> **WHAT NEEDS TO BE DONE**
Reproduce the listing word for word. Skip any image.

> **DATA SUPPLIED**

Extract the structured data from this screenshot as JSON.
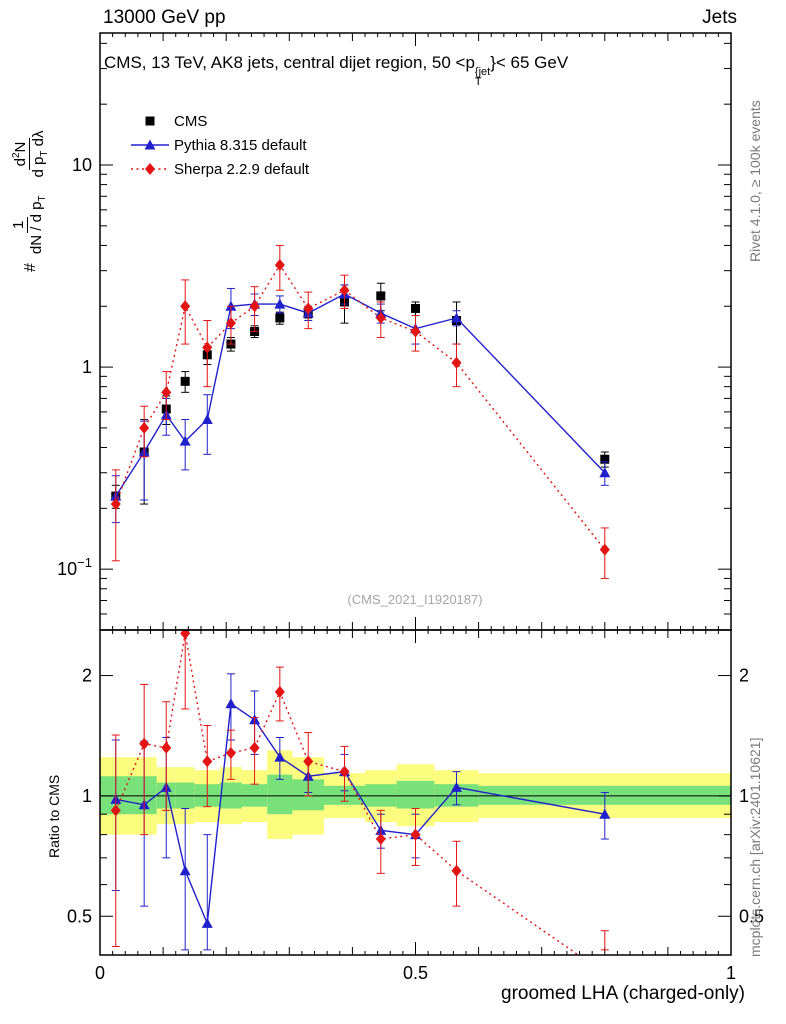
{
  "header": {
    "left": "13000 GeV pp",
    "right": "Jets"
  },
  "title": {
    "prefix": "CMS, 13 TeV, AK8 jets, central dijet region, 50 <p",
    "sup": "{jet",
    "sub": "T",
    "suffix": "}< 65 GeV"
  },
  "legend": [
    {
      "label": "CMS",
      "marker": "square",
      "color": "#000000",
      "line": "none"
    },
    {
      "label": "Pythia 8.315 default",
      "marker": "triangle",
      "color": "#2121cc",
      "line": "solid"
    },
    {
      "label": "Sherpa 2.2.9 default",
      "marker": "diamond",
      "color": "#e31414",
      "line": "dotted"
    }
  ],
  "watermark": "(CMS_2021_I1920187)",
  "side_notes": {
    "top": "Rivet 4.1.0, ≥ 100k events",
    "bottom": "mcplots.cern.ch [arXiv:2401.10621]"
  },
  "axes": {
    "xlabel": "groomed LHA (charged-only)",
    "ratio_ylabel": "Ratio to CMS",
    "ylabel": {
      "prefix": "#",
      "f1_num": "1",
      "f1_den_a": "dN / d p",
      "f1_den_sub": "T",
      "f2_num_a": "d",
      "f2_num_sup": "2",
      "f2_num_b": "N",
      "f2_den_a": "d p",
      "f2_den_sub": "T",
      "f2_den_b": " dλ"
    }
  },
  "colors": {
    "frame": "#000000",
    "watermark": "#a6a6a6",
    "side_text": "#7a7a7a"
  },
  "chart_data": {
    "type": "line",
    "title": "CMS, 13 TeV, AK8 jets, central dijet region, 50 < pT{jet} < 65 GeV",
    "xlabel": "groomed LHA (charged-only)",
    "ylabel": "# 1/(dN/dpT) d2N/(dpT dLambda)",
    "ratio_ylabel": "Ratio to CMS",
    "legend_position": "top-left",
    "grid": false,
    "xlim": [
      0,
      1
    ],
    "main_yscale": "log",
    "main_ylim": [
      0.05,
      45
    ],
    "main_yticks": [
      0.1,
      1,
      10
    ],
    "ratio_yscale": "log",
    "ratio_ylim": [
      0.4,
      2.6
    ],
    "ratio_yticks": [
      0.5,
      1,
      2
    ],
    "x_major_ticks": [
      0,
      0.5,
      1
    ],
    "x": [
      0.025,
      0.07,
      0.105,
      0.135,
      0.17,
      0.2075,
      0.245,
      0.285,
      0.33,
      0.3875,
      0.445,
      0.5,
      0.565,
      0.8
    ],
    "series": [
      {
        "name": "CMS",
        "marker": "square",
        "color": "#000000",
        "line": "none",
        "y": [
          0.23,
          0.38,
          0.62,
          0.85,
          1.15,
          1.3,
          1.5,
          1.75,
          1.85,
          2.1,
          2.25,
          1.95,
          1.7,
          0.35
        ],
        "yerr": [
          0.03,
          0.17,
          0.1,
          0.1,
          0.12,
          0.1,
          0.1,
          0.12,
          0.1,
          0.45,
          0.35,
          0.15,
          0.4,
          0.03
        ]
      },
      {
        "name": "Pythia 8.315 default",
        "marker": "triangle",
        "color": "#2121cc",
        "line": "solid",
        "y": [
          0.23,
          0.38,
          0.58,
          0.43,
          0.55,
          2.0,
          2.05,
          2.05,
          1.85,
          2.3,
          1.85,
          1.55,
          1.75,
          0.3
        ],
        "yerr": [
          0.06,
          0.16,
          0.12,
          0.12,
          0.18,
          0.45,
          0.25,
          0.2,
          0.15,
          0.25,
          0.2,
          0.25,
          0.15,
          0.04
        ],
        "ratio": [
          0.98,
          0.95,
          1.05,
          0.65,
          0.48,
          1.7,
          1.55,
          1.25,
          1.12,
          1.15,
          0.82,
          0.8,
          1.05,
          0.9
        ],
        "ratio_err": [
          0.4,
          0.42,
          0.35,
          0.28,
          0.32,
          0.32,
          0.28,
          0.15,
          0.1,
          0.12,
          0.08,
          0.1,
          0.1,
          0.12
        ]
      },
      {
        "name": "Sherpa 2.2.9 default",
        "marker": "diamond",
        "color": "#e31414",
        "line": "dotted",
        "y": [
          0.21,
          0.5,
          0.75,
          2.0,
          1.25,
          1.65,
          2.0,
          3.2,
          1.95,
          2.4,
          1.75,
          1.5,
          1.05,
          0.125
        ],
        "yerr": [
          0.1,
          0.14,
          0.2,
          0.7,
          0.45,
          0.35,
          0.5,
          0.8,
          0.4,
          0.45,
          0.35,
          0.3,
          0.25,
          0.035
        ],
        "ratio": [
          0.92,
          1.35,
          1.32,
          2.55,
          1.22,
          1.28,
          1.32,
          1.82,
          1.22,
          1.15,
          0.78,
          0.8,
          0.65,
          0.36
        ],
        "ratio_err": [
          0.5,
          0.55,
          0.4,
          0.9,
          0.28,
          0.18,
          0.25,
          0.28,
          0.22,
          0.18,
          0.14,
          0.13,
          0.12,
          0.1
        ]
      }
    ],
    "bands": {
      "edges": [
        0,
        0.05,
        0.09,
        0.12,
        0.15,
        0.19,
        0.225,
        0.265,
        0.305,
        0.355,
        0.42,
        0.47,
        0.53,
        0.6,
        1.0
      ],
      "yellow": [
        [
          0.8,
          1.25
        ],
        [
          0.8,
          1.25
        ],
        [
          0.85,
          1.18
        ],
        [
          0.85,
          1.18
        ],
        [
          0.86,
          1.16
        ],
        [
          0.85,
          1.18
        ],
        [
          0.86,
          1.16
        ],
        [
          0.78,
          1.3
        ],
        [
          0.8,
          1.25
        ],
        [
          0.88,
          1.14
        ],
        [
          0.86,
          1.16
        ],
        [
          0.84,
          1.2
        ],
        [
          0.86,
          1.16
        ],
        [
          0.88,
          1.14
        ]
      ],
      "green": [
        [
          0.9,
          1.12
        ],
        [
          0.9,
          1.12
        ],
        [
          0.93,
          1.08
        ],
        [
          0.93,
          1.08
        ],
        [
          0.94,
          1.07
        ],
        [
          0.93,
          1.08
        ],
        [
          0.94,
          1.07
        ],
        [
          0.9,
          1.13
        ],
        [
          0.92,
          1.1
        ],
        [
          0.95,
          1.06
        ],
        [
          0.94,
          1.07
        ],
        [
          0.93,
          1.09
        ],
        [
          0.94,
          1.07
        ],
        [
          0.95,
          1.06
        ]
      ],
      "yellow_color": "#fcfc7f",
      "green_color": "#79e179"
    }
  }
}
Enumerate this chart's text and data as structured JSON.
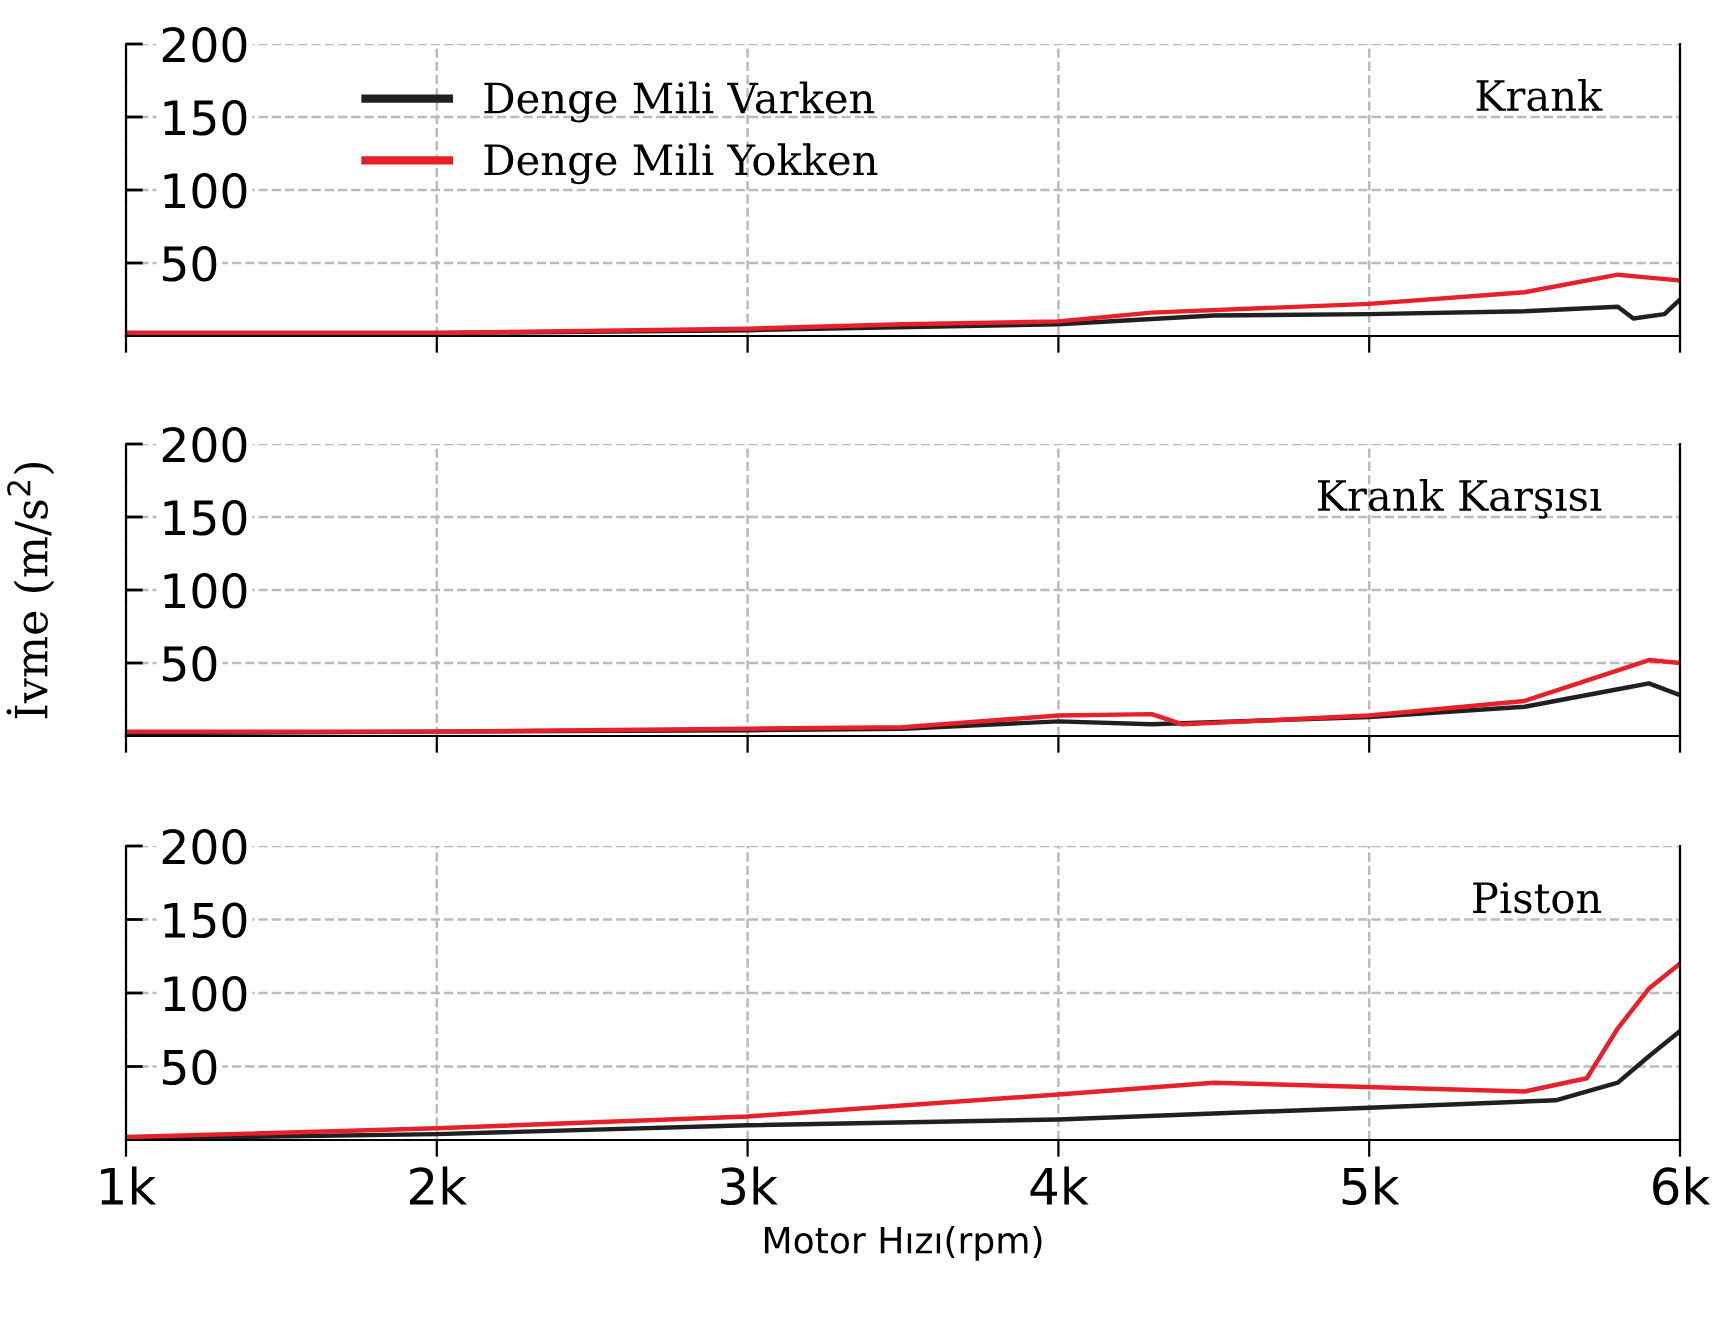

> **THE ANSWER**
Extract the structured data from this screenshot as JSON.
{
  "header": {
    "left": "13000 GeV pp",
    "right": "Jets"
  },
  "title": {
    "prefix": "CMS, 13 TeV, AK8 jets, central dijet region, 50 <p",
    "sup": "{jet",
    "sub": "T",
    "suffix": "}< 65 GeV"
  },
  "legend": [
    {
      "label": "CMS",
      "marker": "square",
      "color": "#000000",
      "line": "none"
    },
    {
      "label": "Pythia 8.315 default",
      "marker": "triangle",
      "color": "#2121cc",
      "line": "solid"
    },
    {
      "label": "Sherpa 2.2.9 default",
      "marker": "diamond",
      "color": "#e31414",
      "line": "dotted"
    }
  ],
  "watermark": "(CMS_2021_I1920187)",
  "side_notes": {
    "top": "Rivet 4.1.0, ≥ 100k events",
    "bottom": "mcplots.cern.ch [arXiv:2401.10621]"
  },
  "axes": {
    "xlabel": "groomed LHA (charged-only)",
    "ratio_ylabel": "Ratio to CMS",
    "ylabel": {
      "prefix": "#",
      "f1_num": "1",
      "f1_den_a": "dN / d p",
      "f1_den_sub": "T",
      "f2_num_a": "d",
      "f2_num_sup": "2",
      "f2_num_b": "N",
      "f2_den_a": "d p",
      "f2_den_sub": "T",
      "f2_den_b": " dλ"
    }
  },
  "colors": {
    "frame": "#000000",
    "watermark": "#a6a6a6",
    "side_text": "#7a7a7a"
  },
  "chart_data": {
    "type": "line",
    "title": "CMS, 13 TeV, AK8 jets, central dijet region, 50 < pT{jet} < 65 GeV",
    "xlabel": "groomed LHA (charged-only)",
    "ylabel": "# 1/(dN/dpT) d2N/(dpT dLambda)",
    "ratio_ylabel": "Ratio to CMS",
    "legend_position": "top-left",
    "grid": false,
    "xlim": [
      0,
      1
    ],
    "main_yscale": "log",
    "main_ylim": [
      0.05,
      45
    ],
    "main_yticks": [
      0.1,
      1,
      10
    ],
    "ratio_yscale": "log",
    "ratio_ylim": [
      0.4,
      2.6
    ],
    "ratio_yticks": [
      0.5,
      1,
      2
    ],
    "x_major_ticks": [
      0,
      0.5,
      1
    ],
    "x": [
      0.025,
      0.07,
      0.105,
      0.135,
      0.17,
      0.2075,
      0.245,
      0.285,
      0.33,
      0.3875,
      0.445,
      0.5,
      0.565,
      0.8
    ],
    "series": [
      {
        "name": "CMS",
        "marker": "square",
        "color": "#000000",
        "line": "none",
        "y": [
          0.23,
          0.38,
          0.62,
          0.85,
          1.15,
          1.3,
          1.5,
          1.75,
          1.85,
          2.1,
          2.25,
          1.95,
          1.7,
          0.35
        ],
        "yerr": [
          0.03,
          0.17,
          0.1,
          0.1,
          0.12,
          0.1,
          0.1,
          0.12,
          0.1,
          0.45,
          0.35,
          0.15,
          0.4,
          0.03
        ]
      },
      {
        "name": "Pythia 8.315 default",
        "marker": "triangle",
        "color": "#2121cc",
        "line": "solid",
        "y": [
          0.23,
          0.38,
          0.58,
          0.43,
          0.55,
          2.0,
          2.05,
          2.05,
          1.85,
          2.3,
          1.85,
          1.55,
          1.75,
          0.3
        ],
        "yerr": [
          0.06,
          0.16,
          0.12,
          0.12,
          0.18,
          0.45,
          0.25,
          0.2,
          0.15,
          0.25,
          0.2,
          0.25,
          0.15,
          0.04
        ],
        "ratio": [
          0.98,
          0.95,
          1.05,
          0.65,
          0.48,
          1.7,
          1.55,
          1.25,
          1.12,
          1.15,
          0.82,
          0.8,
          1.05,
          0.9
        ],
        "ratio_err": [
          0.4,
          0.42,
          0.35,
          0.28,
          0.32,
          0.32,
          0.28,
          0.15,
          0.1,
          0.12,
          0.08,
          0.1,
          0.1,
          0.12
        ]
      },
      {
        "name": "Sherpa 2.2.9 default",
        "marker": "diamond",
        "color": "#e31414",
        "line": "dotted",
        "y": [
          0.21,
          0.5,
          0.75,
          2.0,
          1.25,
          1.65,
          2.0,
          3.2,
          1.95,
          2.4,
          1.75,
          1.5,
          1.05,
          0.125
        ],
        "yerr": [
          0.1,
          0.14,
          0.2,
          0.7,
          0.45,
          0.35,
          0.5,
          0.8,
          0.4,
          0.45,
          0.35,
          0.3,
          0.25,
          0.035
        ],
        "ratio": [
          0.92,
          1.35,
          1.32,
          2.55,
          1.22,
          1.28,
          1.32,
          1.82,
          1.22,
          1.15,
          0.78,
          0.8,
          0.65,
          0.36
        ],
        "ratio_err": [
          0.5,
          0.55,
          0.4,
          0.9,
          0.28,
          0.18,
          0.25,
          0.28,
          0.22,
          0.18,
          0.14,
          0.13,
          0.12,
          0.1
        ]
      }
    ],
    "bands": {
      "edges": [
        0,
        0.05,
        0.09,
        0.12,
        0.15,
        0.19,
        0.225,
        0.265,
        0.305,
        0.355,
        0.42,
        0.47,
        0.53,
        0.6,
        1.0
      ],
      "yellow": [
        [
          0.8,
          1.25
        ],
        [
          0.8,
          1.25
        ],
        [
          0.85,
          1.18
        ],
        [
          0.85,
          1.18
        ],
        [
          0.86,
          1.16
        ],
        [
          0.85,
          1.18
        ],
        [
          0.86,
          1.16
        ],
        [
          0.78,
          1.3
        ],
        [
          0.8,
          1.25
        ],
        [
          0.88,
          1.14
        ],
        [
          0.86,
          1.16
        ],
        [
          0.84,
          1.2
        ],
        [
          0.86,
          1.16
        ],
        [
          0.88,
          1.14
        ]
      ],
      "green": [
        [
          0.9,
          1.12
        ],
        [
          0.9,
          1.12
        ],
        [
          0.93,
          1.08
        ],
        [
          0.93,
          1.08
        ],
        [
          0.94,
          1.07
        ],
        [
          0.93,
          1.08
        ],
        [
          0.94,
          1.07
        ],
        [
          0.9,
          1.13
        ],
        [
          0.92,
          1.1
        ],
        [
          0.95,
          1.06
        ],
        [
          0.94,
          1.07
        ],
        [
          0.93,
          1.09
        ],
        [
          0.94,
          1.07
        ],
        [
          0.95,
          1.06
        ]
      ],
      "yellow_color": "#fcfc7f",
      "green_color": "#79e179"
    }
  }
}
Enumerate this chart's text and data as structured JSON.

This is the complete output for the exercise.